EXERCISE AIM>
Each line below should be retyped exactly, with no pictures.

# Start of DATA EXCERPTS

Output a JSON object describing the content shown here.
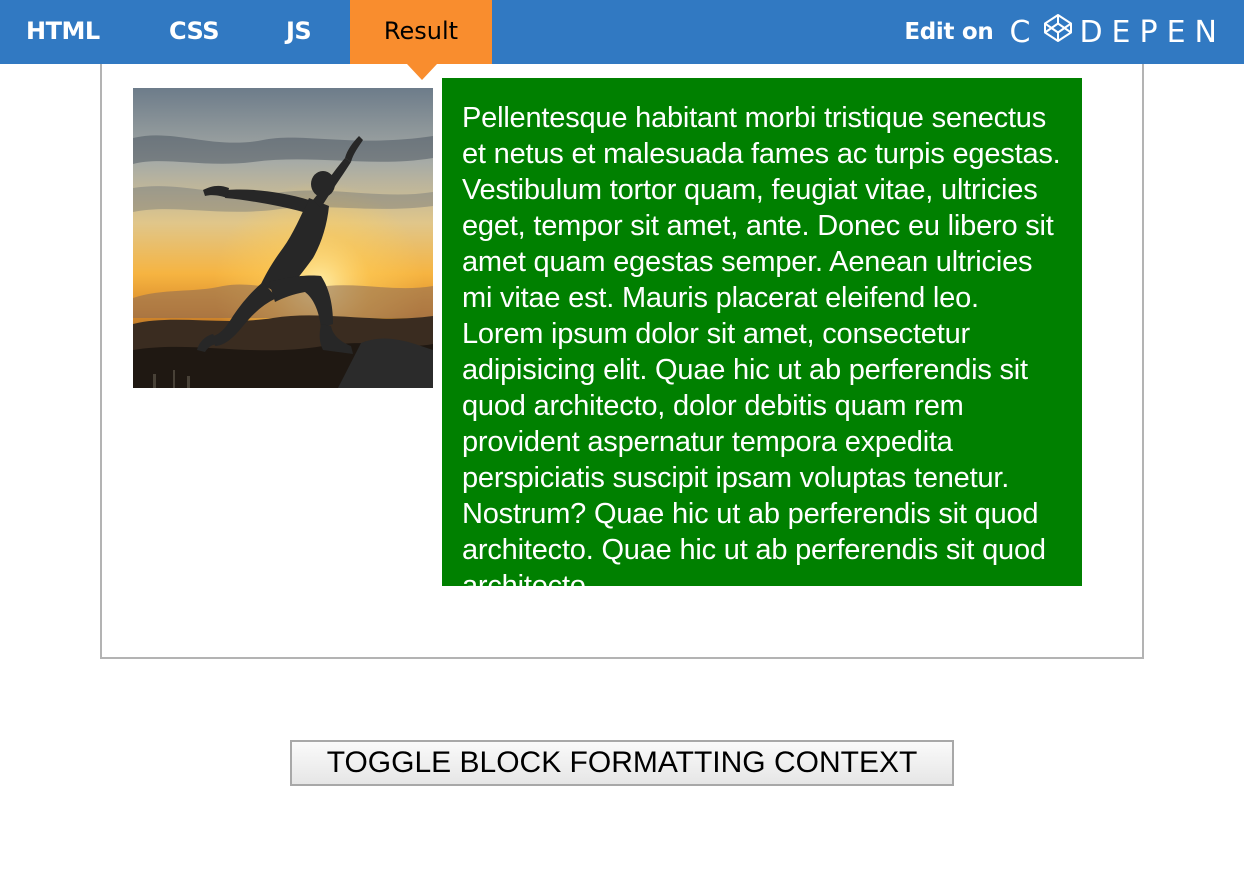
{
  "tabs": {
    "html": "HTML",
    "css": "CSS",
    "js": "JS",
    "result": "Result"
  },
  "edit_on": {
    "label": "Edit on",
    "brand_prefix": "C",
    "brand_suffix": "DEPEN"
  },
  "content": {
    "image_alt": "Silhouette of a person jumping against a sunset sky",
    "paragraph": "Pellentesque habitant morbi tristique senectus et netus et malesuada fames ac turpis egestas. Vestibulum tortor quam, feugiat vitae, ultricies eget, tempor sit amet, ante. Donec eu libero sit amet quam egestas semper. Aenean ultricies mi vitae est. Mauris placerat eleifend leo. Lorem ipsum dolor sit amet, consectetur adipisicing elit. Quae hic ut ab perferendis sit quod architecto, dolor debitis quam rem provident aspernatur tempora expedita perspiciatis suscipit ipsam voluptas tenetur. Nostrum? Quae hic ut ab perferendis sit quod architecto. Quae hic ut ab perferendis sit quod architecto."
  },
  "button": {
    "label": "TOGGLE BLOCK FORMATTING CONTEXT"
  },
  "colors": {
    "topbar": "#3179c2",
    "active_tab": "#f98d2e",
    "content_box": "#008000"
  }
}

# End of DATA EXCERPTS

SOLUTION TO THE PROBLEM>
Output a JSON object describing the content shown here.
{
  "tabs": {
    "html": "HTML",
    "css": "CSS",
    "js": "JS",
    "result": "Result"
  },
  "edit_on": {
    "label": "Edit on",
    "brand_prefix": "C",
    "brand_suffix": "DEPEN"
  },
  "content": {
    "image_alt": "Silhouette of a person jumping against a sunset sky",
    "paragraph": "Pellentesque habitant morbi tristique senectus et netus et malesuada fames ac turpis egestas. Vestibulum tortor quam, feugiat vitae, ultricies eget, tempor sit amet, ante. Donec eu libero sit amet quam egestas semper. Aenean ultricies mi vitae est. Mauris placerat eleifend leo. Lorem ipsum dolor sit amet, consectetur adipisicing elit. Quae hic ut ab perferendis sit quod architecto, dolor debitis quam rem provident aspernatur tempora expedita perspiciatis suscipit ipsam voluptas tenetur. Nostrum? Quae hic ut ab perferendis sit quod architecto. Quae hic ut ab perferendis sit quod architecto."
  },
  "button": {
    "label": "TOGGLE BLOCK FORMATTING CONTEXT"
  },
  "colors": {
    "topbar": "#3179c2",
    "active_tab": "#f98d2e",
    "content_box": "#008000"
  }
}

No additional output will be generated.